-- Challenge --
Output the full listing below exactly, without the pictures.

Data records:
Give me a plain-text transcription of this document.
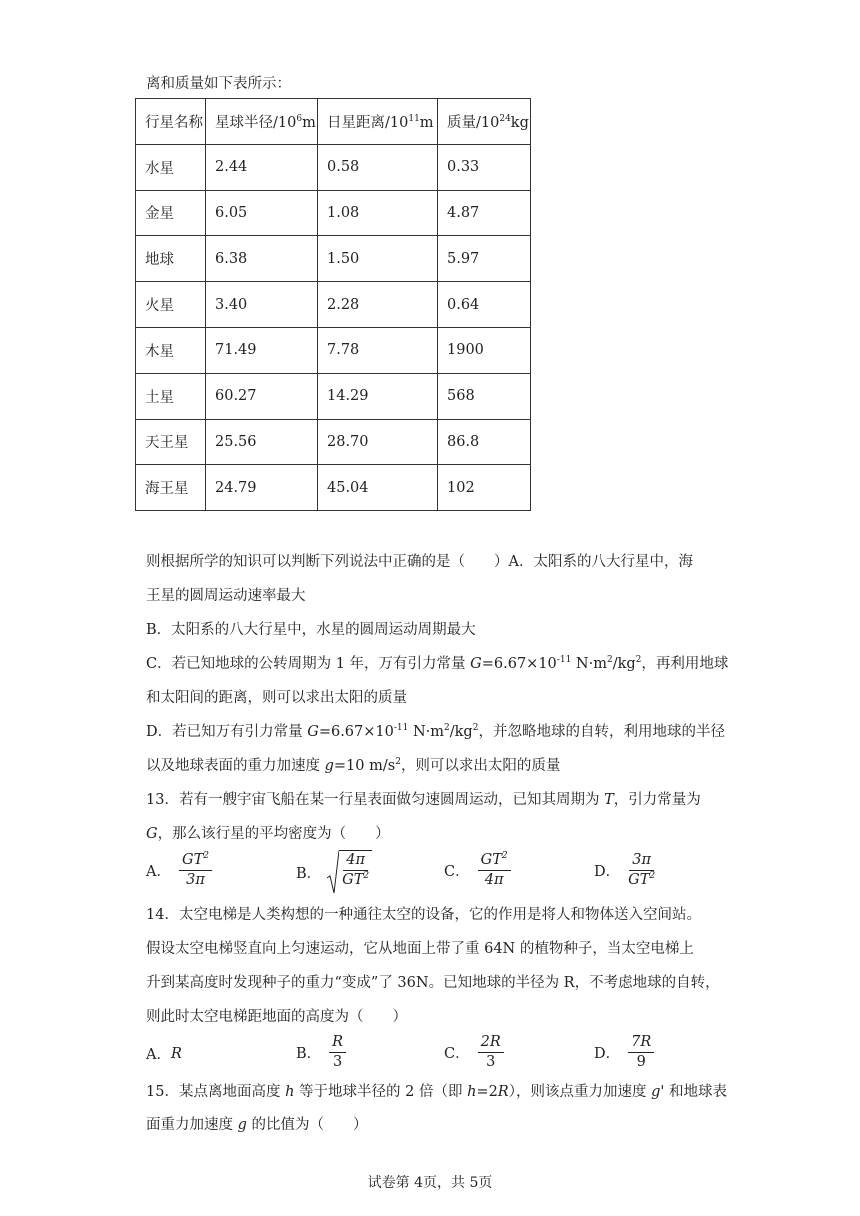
离和质量如下表所示：
行星名称	星球半径$/10^6m$	日星距离$/10^{11}m$	质量$/10^{24}kg$
水星	2.44	0.58	0.33
金星	6.05	1.08	4.87
地球	6.38	1.50	5.97
火星	3.40	2.28	0.64
木星	71.49	7.78	1900
土星	60.27	14.29	568
天王星	25.56	28.70	86.8
海王星	24.79	45.04	102
则根据所学的知识可以判断下列说法中正确的是（　　）A．太阳系的八大行星中，海
王星的圆周运动速率最大
B．太阳系的八大行星中，水星的圆周运动周期最大
C．若已知地球的公转周期为 1 年，万有引力常量 $G=6.67\times 10^{-11}$ $N\cdot m^2/kg^2$，再利用地球
和太阳间的距离，则可以求出太阳的质量
D．若已知万有引力常量 $G=6.67\times 10^{-11}$ $N\cdot m^2/kg^2$，并忽略地球的自转，利用地球的半径
以及地球表面的重力加速度 g=10 $m/s^2$，则可以求出太阳的质量
13．若有一艘宇宙飞船在某一行星表面做匀速圆周运动，已知其周期为 T，引力常量为
G，那么该行星的平均密度为（　　）
A． $\frac{GT^2}{3\pi}$	B． $\frac{4\pi}{GT^2}$	C． $\frac{GT^2}{4\pi}$	D． $\frac{3\pi}{GT^2}$
14．太空电梯是人类构想的一种通往太空的设备，它的作用是将人和物体送入空间站。
假设太空电梯竖直向上匀速运动，它从地面上带了重 64N 的植物种子，当太空电梯上
升到某高度时发现种子的重力“变成”了 36N。已知地球的半径为 R，不考虑地球的自转，
则此时太空电梯距地面的高度为（　　）
A． R	B． $\frac{R}{3}$	C． $\frac{2R}{3}$	D． $\frac{7R}{9}$
15．某点离地面高度 h 等于地球半径的 2 倍（即 h=2R），则该点重力加速度 g' 和地球表
面重力加速度 g 的比值为（　　）
试卷第 4页，共 5页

-- Answer to the problem --
Give me a plain-text transcription of this document.
离和质量如下表所示：
行星名称	星球半径$/10^6m$	日星距离$/10^{11}m$	质量$/10^{24}kg$
水星	2.44	0.58	0.33
金星	6.05	1.08	4.87
地球	6.38	1.50	5.97
火星	3.40	2.28	0.64
木星	71.49	7.78	1900
土星	60.27	14.29	568
天王星	25.56	28.70	86.8
海王星	24.79	45.04	102
则根据所学的知识可以判断下列说法中正确的是（　　）A．太阳系的八大行星中，海
王星的圆周运动速率最大
B．太阳系的八大行星中，水星的圆周运动周期最大
C．若已知地球的公转周期为 1 年，万有引力常量 $G=6.67\times 10^{-11}$ $N\cdot m^2/kg^2$，再利用地球
和太阳间的距离，则可以求出太阳的质量
D．若已知万有引力常量 $G=6.67\times 10^{-11}$ $N\cdot m^2/kg^2$，并忽略地球的自转，利用地球的半径
以及地球表面的重力加速度 g=10 $m/s^2$，则可以求出太阳的质量
13．若有一艘宇宙飞船在某一行星表面做匀速圆周运动，已知其周期为 T，引力常量为
G，那么该行星的平均密度为（　　）
A． $\frac{GT^2}{3\pi}$	B． $\frac{4\pi}{GT^2}$	C． $\frac{GT^2}{4\pi}$	D． $\frac{3\pi}{GT^2}$
14．太空电梯是人类构想的一种通往太空的设备，它的作用是将人和物体送入空间站。
假设太空电梯竖直向上匀速运动，它从地面上带了重 64N 的植物种子，当太空电梯上
升到某高度时发现种子的重力“变成”了 36N。已知地球的半径为 R，不考虑地球的自转，
则此时太空电梯距地面的高度为（　　）
A． R	B． $\frac{R}{3}$	C． $\frac{2R}{3}$	D． $\frac{7R}{9}$
15．某点离地面高度 h 等于地球半径的 2 倍（即 h=2R），则该点重力加速度 g' 和地球表
面重力加速度 g 的比值为（　　）
试卷第 4页，共 5页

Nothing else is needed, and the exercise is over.